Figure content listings

• • • • •

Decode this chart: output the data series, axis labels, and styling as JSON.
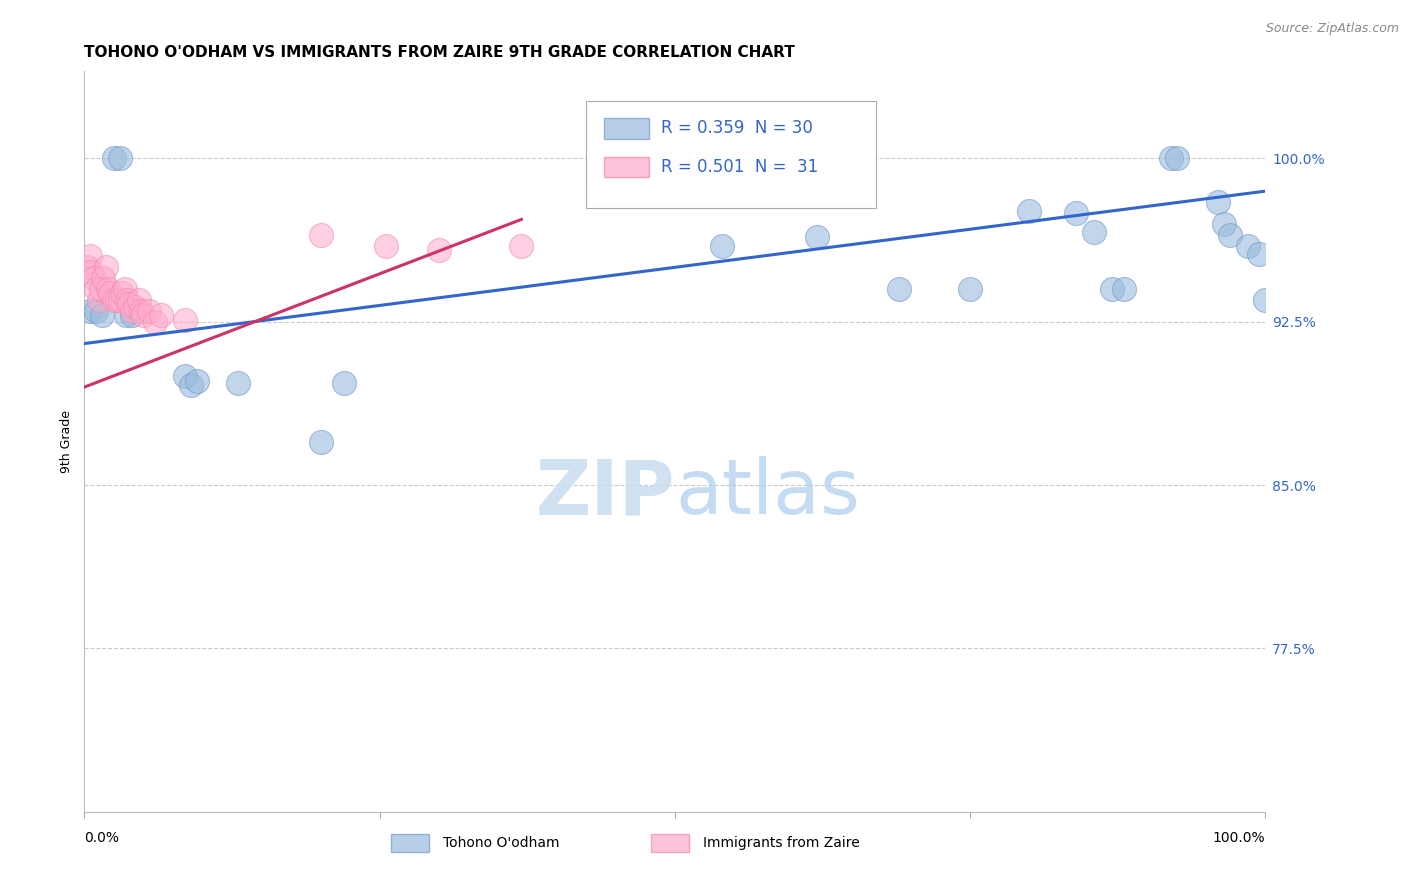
{
  "title": "TOHONO O'ODHAM VS IMMIGRANTS FROM ZAIRE 9TH GRADE CORRELATION CHART",
  "source": "Source: ZipAtlas.com",
  "ylabel": "9th Grade",
  "watermark_zip": "ZIP",
  "watermark_atlas": "atlas",
  "legend_r1": "R = 0.359",
  "legend_n1": "N = 30",
  "legend_r2": "R = 0.501",
  "legend_n2": "N =  31",
  "ytick_labels": [
    "77.5%",
    "85.0%",
    "92.5%",
    "100.0%"
  ],
  "ytick_values": [
    0.775,
    0.85,
    0.925,
    1.0
  ],
  "xlim": [
    0.0,
    1.0
  ],
  "ylim": [
    0.7,
    1.04
  ],
  "blue_scatter_x": [
    0.005,
    0.01,
    0.015,
    0.025,
    0.03,
    0.035,
    0.04,
    0.085,
    0.09,
    0.095,
    0.13,
    0.2,
    0.22,
    0.54,
    0.62,
    0.69,
    0.75,
    0.8,
    0.84,
    0.855,
    0.87,
    0.88,
    0.92,
    0.925,
    0.96,
    0.965,
    0.97,
    0.985,
    0.995,
    1.0
  ],
  "blue_scatter_y": [
    0.93,
    0.93,
    0.928,
    1.0,
    1.0,
    0.928,
    0.928,
    0.9,
    0.896,
    0.898,
    0.897,
    0.87,
    0.897,
    0.96,
    0.964,
    0.94,
    0.94,
    0.976,
    0.975,
    0.966,
    0.94,
    0.94,
    1.0,
    1.0,
    0.98,
    0.97,
    0.965,
    0.96,
    0.956,
    0.935
  ],
  "pink_scatter_x": [
    0.002,
    0.005,
    0.006,
    0.008,
    0.01,
    0.012,
    0.014,
    0.016,
    0.018,
    0.02,
    0.022,
    0.025,
    0.028,
    0.03,
    0.032,
    0.034,
    0.036,
    0.038,
    0.04,
    0.043,
    0.046,
    0.048,
    0.05,
    0.055,
    0.06,
    0.065,
    0.085,
    0.2,
    0.255,
    0.3,
    0.37
  ],
  "pink_scatter_y": [
    0.95,
    0.955,
    0.948,
    0.945,
    0.94,
    0.935,
    0.94,
    0.945,
    0.95,
    0.94,
    0.938,
    0.935,
    0.935,
    0.935,
    0.938,
    0.94,
    0.935,
    0.933,
    0.93,
    0.932,
    0.935,
    0.93,
    0.928,
    0.93,
    0.925,
    0.928,
    0.926,
    0.965,
    0.96,
    0.958,
    0.96
  ],
  "blue_line_x": [
    0.0,
    1.0
  ],
  "blue_line_y": [
    0.915,
    0.985
  ],
  "pink_line_x": [
    0.0,
    0.37
  ],
  "pink_line_y": [
    0.895,
    0.972
  ],
  "blue_color": "#99bbdd",
  "blue_edge_color": "#7799cc",
  "pink_color": "#ffaacc",
  "pink_edge_color": "#ee88aa",
  "blue_line_color": "#3366cc",
  "pink_line_color": "#cc3366",
  "grid_color": "#cccccc",
  "background_color": "#ffffff",
  "title_fontsize": 11,
  "axis_label_fontsize": 9,
  "tick_label_fontsize": 10,
  "legend_fontsize": 12,
  "source_fontsize": 9,
  "bottom_legend_label1": "Tohono O'odham",
  "bottom_legend_label2": "Immigrants from Zaire"
}
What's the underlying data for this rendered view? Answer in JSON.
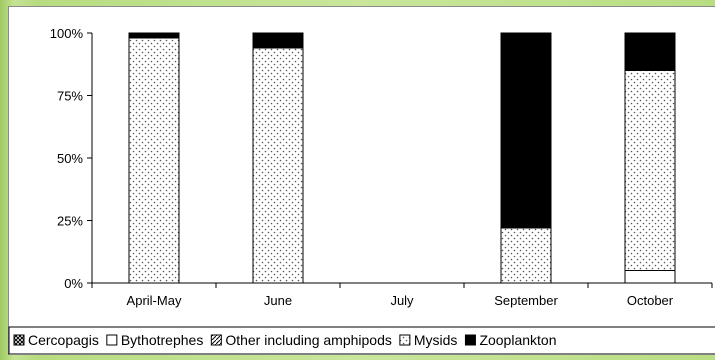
{
  "chart_data": {
    "type": "bar",
    "stacked": true,
    "categories": [
      "April-May",
      "June",
      "July",
      "September",
      "October"
    ],
    "ylim": [
      0,
      100
    ],
    "yticks": [
      "0%",
      "25%",
      "50%",
      "75%",
      "100%"
    ],
    "legend_position": "bottom",
    "series": [
      {
        "name": "Cercopagis",
        "pattern": "cross",
        "values": [
          0,
          0,
          0,
          0,
          0
        ]
      },
      {
        "name": "Bythotrephes",
        "pattern": "empty",
        "values": [
          0,
          0,
          0,
          0,
          5
        ]
      },
      {
        "name": "Other including amphipods",
        "pattern": "hatch",
        "values": [
          0,
          0,
          0,
          0,
          0
        ]
      },
      {
        "name": "Mysids",
        "pattern": "dots",
        "values": [
          98,
          94,
          0,
          22,
          80
        ]
      },
      {
        "name": "Zooplankton",
        "pattern": "solid",
        "values": [
          2,
          6,
          0,
          78,
          15
        ]
      }
    ]
  }
}
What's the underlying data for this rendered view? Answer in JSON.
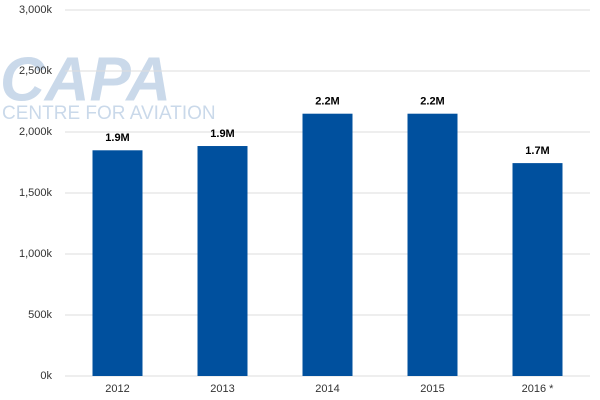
{
  "chart_data": {
    "type": "bar",
    "watermark": {
      "logo": "CAPA",
      "tagline": "CENTRE FOR AVIATION"
    },
    "categories": [
      "2012",
      "2013",
      "2014",
      "2015",
      "2016 *"
    ],
    "values": [
      1850000,
      1885000,
      2150000,
      2150000,
      1745000
    ],
    "value_labels": [
      "1.9M",
      "1.9M",
      "2.2M",
      "2.2M",
      "1.7M"
    ],
    "color": "#00509e",
    "ylim": [
      0,
      3000000
    ],
    "yticks": [
      {
        "value": 0,
        "label": "0k"
      },
      {
        "value": 500000,
        "label": "500k"
      },
      {
        "value": 1000000,
        "label": "1,000k"
      },
      {
        "value": 1500000,
        "label": "1,500k"
      },
      {
        "value": 2000000,
        "label": "2,000k"
      },
      {
        "value": 2500000,
        "label": "2,500k"
      },
      {
        "value": 3000000,
        "label": "3,000k"
      }
    ],
    "grid": true
  }
}
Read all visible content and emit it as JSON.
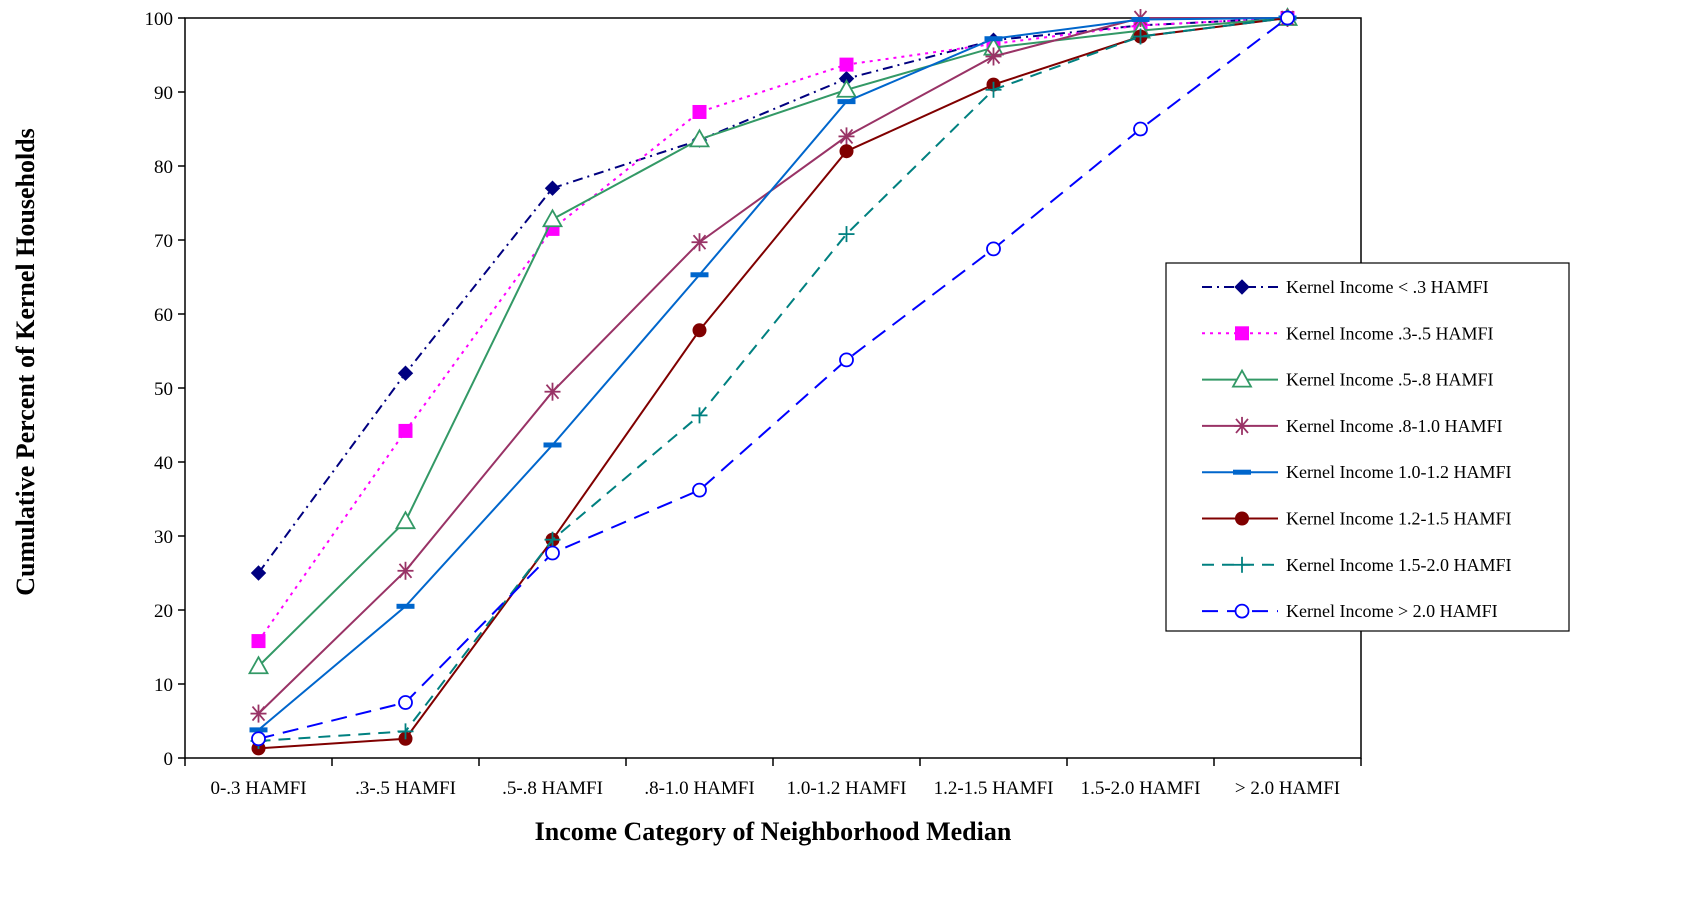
{
  "chart_data": {
    "type": "line",
    "title": "",
    "xlabel": "Income Category of Neighborhood Median",
    "ylabel": "Cumulative Percent of Kernel Households",
    "ylim": [
      0,
      100
    ],
    "yticks": [
      0,
      10,
      20,
      30,
      40,
      50,
      60,
      70,
      80,
      90,
      100
    ],
    "categories": [
      "0-.3 HAMFI",
      ".3-.5 HAMFI",
      ".5-.8 HAMFI",
      ".8-1.0 HAMFI",
      "1.0-1.2 HAMFI",
      "1.2-1.5 HAMFI",
      "1.5-2.0 HAMFI",
      "> 2.0  HAMFI"
    ],
    "grid": false,
    "legend_position": "right",
    "series": [
      {
        "name": "Kernel Income < .3 HAMFI",
        "color": "#000080",
        "dash": "dashdot",
        "marker": "diamond",
        "values": [
          25,
          52,
          77,
          83.5,
          91.8,
          97,
          99,
          100
        ]
      },
      {
        "name": "Kernel Income .3-.5 HAMFI",
        "color": "#ff00ff",
        "dash": "dot",
        "marker": "square",
        "values": [
          15.8,
          44.2,
          71.5,
          87.3,
          93.7,
          96.5,
          99,
          100
        ]
      },
      {
        "name": "Kernel Income .5-.8 HAMFI",
        "color": "#339966",
        "dash": "solid",
        "marker": "triangle",
        "values": [
          12.4,
          32,
          72.8,
          83.6,
          90.3,
          96,
          98.3,
          100
        ]
      },
      {
        "name": "Kernel Income .8-1.0 HAMFI",
        "color": "#993366",
        "dash": "solid",
        "marker": "star",
        "values": [
          6,
          25.3,
          49.5,
          69.7,
          84,
          94.8,
          100,
          100
        ]
      },
      {
        "name": "Kernel Income 1.0-1.2 HAMFI",
        "color": "#0066cc",
        "dash": "solid",
        "marker": "bar",
        "values": [
          3.8,
          20.5,
          42.3,
          65.3,
          88.7,
          97.2,
          99.8,
          100
        ]
      },
      {
        "name": "Kernel Income 1.2-1.5 HAMFI",
        "color": "#800000",
        "dash": "solid",
        "marker": "circle-filled",
        "values": [
          1.3,
          2.6,
          29.5,
          57.8,
          82,
          91,
          97.5,
          100
        ]
      },
      {
        "name": "Kernel Income 1.5-2.0 HAMFI",
        "color": "#008080",
        "dash": "dash",
        "marker": "plus",
        "values": [
          2.3,
          3.6,
          29.5,
          46.3,
          70.8,
          90.3,
          97.5,
          100
        ]
      },
      {
        "name": "Kernel Income > 2.0 HAMFI",
        "color": "#0000ff",
        "dash": "longdash",
        "marker": "circle-open",
        "values": [
          2.6,
          7.5,
          27.7,
          36.2,
          53.8,
          68.8,
          85,
          100
        ]
      }
    ]
  }
}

• • • • •

--- Challenge ---
Report the number of lines in the listing that include the string "circle"; give nothing but the number.

--- Answer to the problem ---
2